PROBLEM:
Copy each line that contains the string "JSON".
* Begin DATA ROWS *
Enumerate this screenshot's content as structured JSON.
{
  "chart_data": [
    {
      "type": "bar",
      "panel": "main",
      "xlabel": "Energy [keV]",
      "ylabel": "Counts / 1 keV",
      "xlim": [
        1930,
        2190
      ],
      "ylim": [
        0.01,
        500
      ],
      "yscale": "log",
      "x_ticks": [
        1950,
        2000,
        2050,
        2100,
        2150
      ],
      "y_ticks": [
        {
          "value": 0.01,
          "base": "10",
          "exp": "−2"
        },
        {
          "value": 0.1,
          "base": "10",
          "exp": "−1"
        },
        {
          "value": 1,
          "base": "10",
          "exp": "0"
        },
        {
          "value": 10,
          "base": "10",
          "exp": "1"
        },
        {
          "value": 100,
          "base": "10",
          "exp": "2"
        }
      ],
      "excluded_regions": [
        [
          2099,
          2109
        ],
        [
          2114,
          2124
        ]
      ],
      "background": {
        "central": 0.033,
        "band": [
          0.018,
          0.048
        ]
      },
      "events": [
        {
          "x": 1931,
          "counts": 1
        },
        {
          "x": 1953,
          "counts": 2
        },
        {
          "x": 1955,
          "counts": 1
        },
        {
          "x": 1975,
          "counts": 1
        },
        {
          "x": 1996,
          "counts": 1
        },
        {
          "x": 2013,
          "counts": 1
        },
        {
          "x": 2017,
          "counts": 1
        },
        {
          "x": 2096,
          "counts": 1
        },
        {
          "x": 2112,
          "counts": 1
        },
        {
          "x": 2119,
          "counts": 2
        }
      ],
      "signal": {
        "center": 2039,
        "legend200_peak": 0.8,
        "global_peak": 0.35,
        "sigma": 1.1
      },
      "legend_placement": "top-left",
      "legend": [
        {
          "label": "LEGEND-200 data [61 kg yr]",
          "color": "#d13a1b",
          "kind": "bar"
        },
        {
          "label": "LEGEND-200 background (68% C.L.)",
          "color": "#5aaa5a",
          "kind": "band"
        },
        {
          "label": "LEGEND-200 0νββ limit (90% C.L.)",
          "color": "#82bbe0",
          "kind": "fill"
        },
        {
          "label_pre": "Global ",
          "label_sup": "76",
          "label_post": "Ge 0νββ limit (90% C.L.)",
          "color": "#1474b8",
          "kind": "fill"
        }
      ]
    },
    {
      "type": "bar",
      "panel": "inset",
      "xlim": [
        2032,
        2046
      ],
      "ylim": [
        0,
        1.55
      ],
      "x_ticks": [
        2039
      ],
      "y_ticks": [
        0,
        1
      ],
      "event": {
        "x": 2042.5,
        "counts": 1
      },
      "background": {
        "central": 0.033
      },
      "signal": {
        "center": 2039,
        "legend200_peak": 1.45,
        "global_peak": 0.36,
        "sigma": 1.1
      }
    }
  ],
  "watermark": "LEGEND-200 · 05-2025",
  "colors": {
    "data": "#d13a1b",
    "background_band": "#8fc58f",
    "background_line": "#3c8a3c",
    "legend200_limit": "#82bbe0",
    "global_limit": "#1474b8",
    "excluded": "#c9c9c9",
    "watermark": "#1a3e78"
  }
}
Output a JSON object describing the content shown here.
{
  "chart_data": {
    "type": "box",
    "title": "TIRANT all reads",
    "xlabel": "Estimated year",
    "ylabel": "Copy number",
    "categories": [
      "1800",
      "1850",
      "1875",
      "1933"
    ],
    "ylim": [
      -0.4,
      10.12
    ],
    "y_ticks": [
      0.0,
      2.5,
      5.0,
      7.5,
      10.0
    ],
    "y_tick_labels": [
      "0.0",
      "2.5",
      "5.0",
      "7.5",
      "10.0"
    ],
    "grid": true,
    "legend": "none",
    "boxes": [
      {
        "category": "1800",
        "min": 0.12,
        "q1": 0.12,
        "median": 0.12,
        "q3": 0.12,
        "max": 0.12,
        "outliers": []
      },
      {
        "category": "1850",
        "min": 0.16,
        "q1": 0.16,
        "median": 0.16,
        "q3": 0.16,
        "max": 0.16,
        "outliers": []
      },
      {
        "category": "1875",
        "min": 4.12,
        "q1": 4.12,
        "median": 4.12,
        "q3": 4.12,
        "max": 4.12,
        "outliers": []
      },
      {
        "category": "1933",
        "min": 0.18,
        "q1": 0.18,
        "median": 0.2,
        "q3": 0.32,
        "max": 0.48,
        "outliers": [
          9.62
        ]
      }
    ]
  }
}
* End DATA ROWS *
OUTPUT:
Enumerate this screenshot's content as structured JSON.
Output a JSON object describing the content shown here.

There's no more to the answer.